PROMPT: Transcribe the entries that follow exactly as they appear, minus pictures.

INPUT:

====

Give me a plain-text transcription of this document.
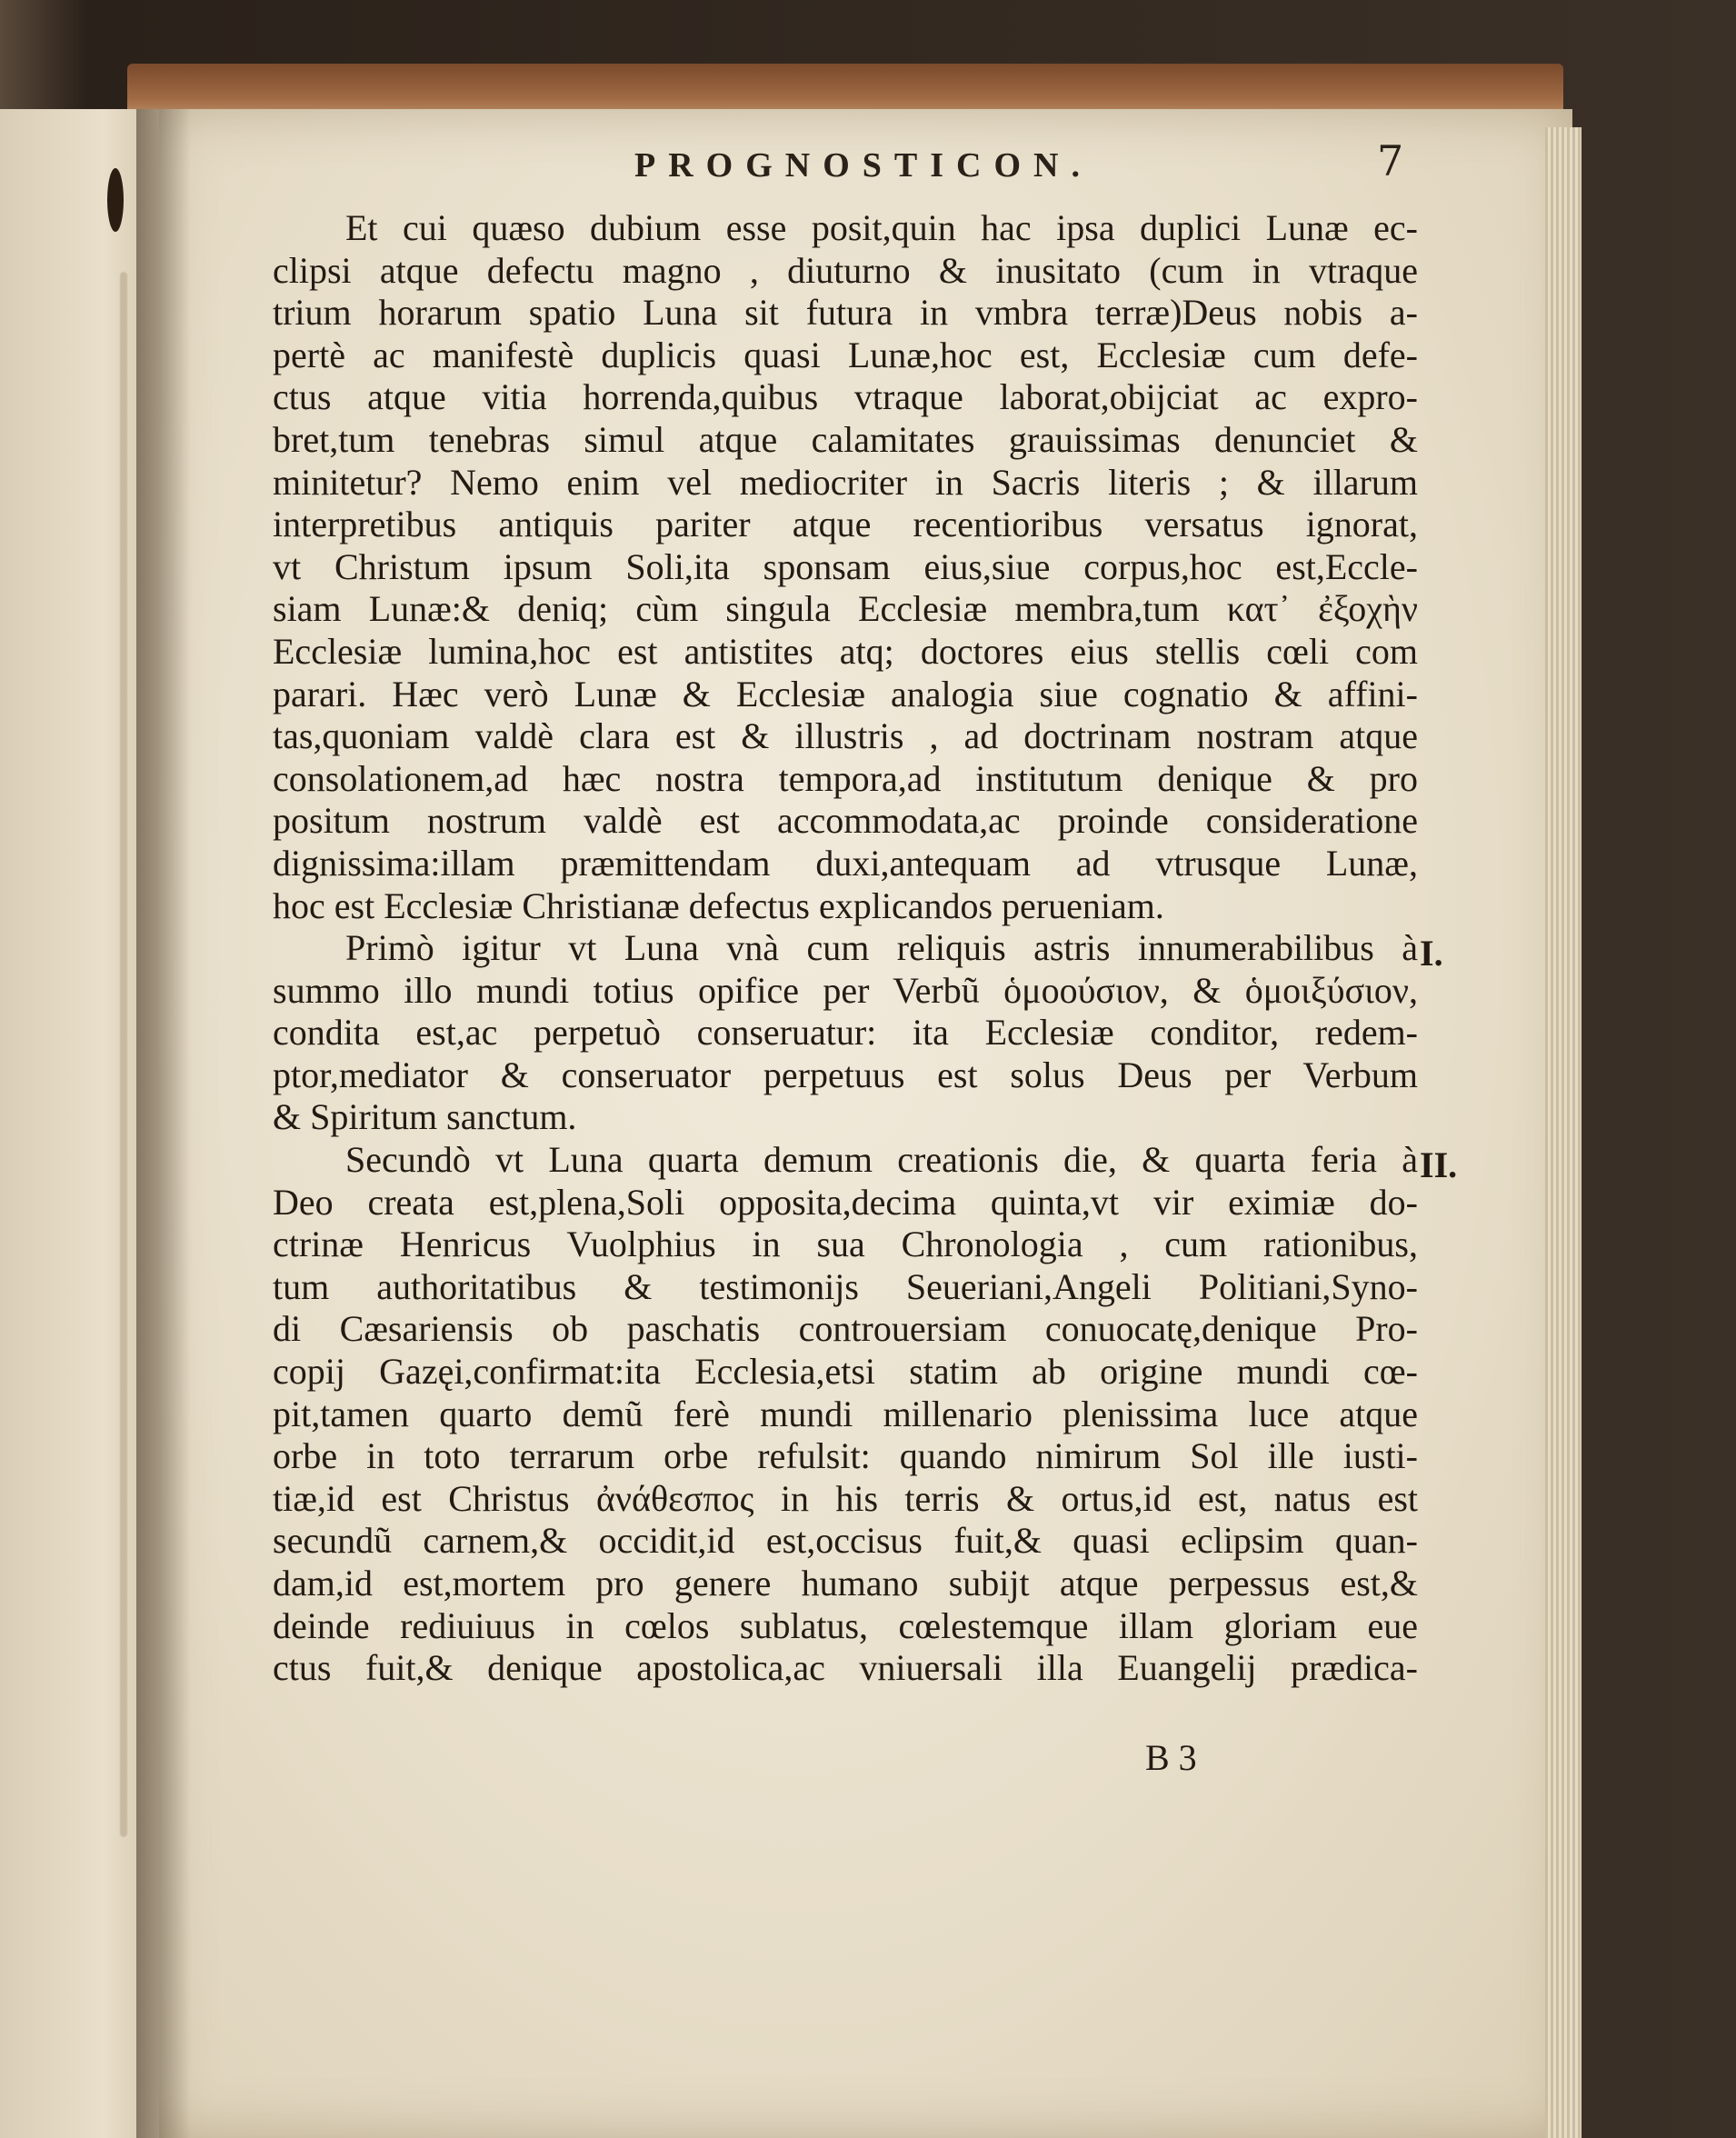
PROGNOSTICON.	7
Et cui quæso dubium esse posit,quin hac ipsa duplici Lunæ ec-
clipsi atque defectu magno , diuturno & inusitato (cum in vtraque
trium horarum spatio Luna sit futura in vmbra terræ)Deus nobis a-
pertè ac manifestè duplicis quasi Lunæ,hoc est, Ecclesiæ cum defe-
ctus atque vitia horrenda,quibus vtraque laborat,obijciat ac expro-
bret,tum tenebras simul atque calamitates grauissimas denunciet &
minitetur? Nemo enim vel mediocriter in Sacris literis ; & illarum
interpretibus antiquis pariter atque recentioribus versatus ignorat,
vt Christum ipsum Soli,ita sponsam eius,siue corpus,hoc est,Eccle-
siam Lunæ:& deniq; cùm singula Ecclesiæ membra,tum κατ᾽ ἐξοχὴν
Ecclesiæ lumina,hoc est antistites atq; doctores eius stellis cœli com
parari. Hæc verò Lunæ & Ecclesiæ analogia siue cognatio & affini-
tas,quoniam valdè clara est & illustris , ad doctrinam nostram atque
consolationem,ad hæc nostra tempora,ad institutum denique & pro
positum nostrum valdè est accommodata,ac proinde consideratione
dignissima:illam præmittendam duxi,antequam ad vtrusque Lunæ,
hoc est Ecclesiæ Christianæ defectus explicandos perueniam.
Primò igitur vt Luna vnà cum reliquis astris innumerabilibus à
summo illo mundi totius opifice per Verbũ ὁμοούσιον, & ὁμοιξύσιον,
condita est,ac perpetuò conseruatur: ita Ecclesiæ conditor, redem-
ptor,mediator & conseruator perpetuus est solus Deus per Verbum
& Spiritum sanctum.
Secundò vt Luna quarta demum creationis die, & quarta feria à
Deo creata est,plena,Soli opposita,decima quinta,vt vir eximiæ do-
ctrinæ Henricus Vuolphius in sua Chronologia , cum rationibus,
tum authoritatibus & testimonijs Seueriani,Angeli Politiani,Syno-
di Cæsariensis ob paschatis controuersiam conuocatę,denique Pro-
copij Gazęi,confirmat:ita Ecclesia,etsi statim ab origine mundi cœ-
pit,tamen quarto demũ ferè mundi millenario plenissima luce atque
orbe in toto terrarum orbe refulsit: quando nimirum Sol ille iusti-
tiæ,id est Christus ἀνάθεσπος in his terris & ortus,id est, natus est
secundũ carnem,& occidit,id est,occisus fuit,& quasi eclipsim quan-
dam,id est,mortem pro genere humano subijt atque perpessus est,&
deinde rediuiuus in cœlos sublatus, cœlestemque illam gloriam eue
ctus fuit,& denique apostolica,ac vniuersali illa Euangelij prædica-
I.
II.
B 3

====

PROBLEM SOLUTION:
Give me a plain-text transcription of this document.
PROGNOSTICON.	7
Et cui quæso dubium esse posit,quin hac ipsa duplici Lunæ ec-
clipsi atque defectu magno , diuturno & inusitato (cum in vtraque
trium horarum spatio Luna sit futura in vmbra terræ)Deus nobis a-
pertè ac manifestè duplicis quasi Lunæ,hoc est, Ecclesiæ cum defe-
ctus atque vitia horrenda,quibus vtraque laborat,obijciat ac expro-
bret,tum tenebras simul atque calamitates grauissimas denunciet &
minitetur? Nemo enim vel mediocriter in Sacris literis ; & illarum
interpretibus antiquis pariter atque recentioribus versatus ignorat,
vt Christum ipsum Soli,ita sponsam eius,siue corpus,hoc est,Eccle-
siam Lunæ:& deniq; cùm singula Ecclesiæ membra,tum κατ᾽ ἐξοχὴν
Ecclesiæ lumina,hoc est antistites atq; doctores eius stellis cœli com
parari. Hæc verò Lunæ & Ecclesiæ analogia siue cognatio & affini-
tas,quoniam valdè clara est & illustris , ad doctrinam nostram atque
consolationem,ad hæc nostra tempora,ad institutum denique & pro
positum nostrum valdè est accommodata,ac proinde consideratione
dignissima:illam præmittendam duxi,antequam ad vtrusque Lunæ,
hoc est Ecclesiæ Christianæ defectus explicandos perueniam.
Primò igitur vt Luna vnà cum reliquis astris innumerabilibus à
summo illo mundi totius opifice per Verbũ ὁμοούσιον, & ὁμοιξύσιον,
condita est,ac perpetuò conseruatur: ita Ecclesiæ conditor, redem-
ptor,mediator & conseruator perpetuus est solus Deus per Verbum
& Spiritum sanctum.
Secundò vt Luna quarta demum creationis die, & quarta feria à
Deo creata est,plena,Soli opposita,decima quinta,vt vir eximiæ do-
ctrinæ Henricus Vuolphius in sua Chronologia , cum rationibus,
tum authoritatibus & testimonijs Seueriani,Angeli Politiani,Syno-
di Cæsariensis ob paschatis controuersiam conuocatę,denique Pro-
copij Gazęi,confirmat:ita Ecclesia,etsi statim ab origine mundi cœ-
pit,tamen quarto demũ ferè mundi millenario plenissima luce atque
orbe in toto terrarum orbe refulsit: quando nimirum Sol ille iusti-
tiæ,id est Christus ἀνάθεσπος in his terris & ortus,id est, natus est
secundũ carnem,& occidit,id est,occisus fuit,& quasi eclipsim quan-
dam,id est,mortem pro genere humano subijt atque perpessus est,&
deinde rediuiuus in cœlos sublatus, cœlestemque illam gloriam eue
ctus fuit,& denique apostolica,ac vniuersali illa Euangelij prædica-
I.
II.
B 3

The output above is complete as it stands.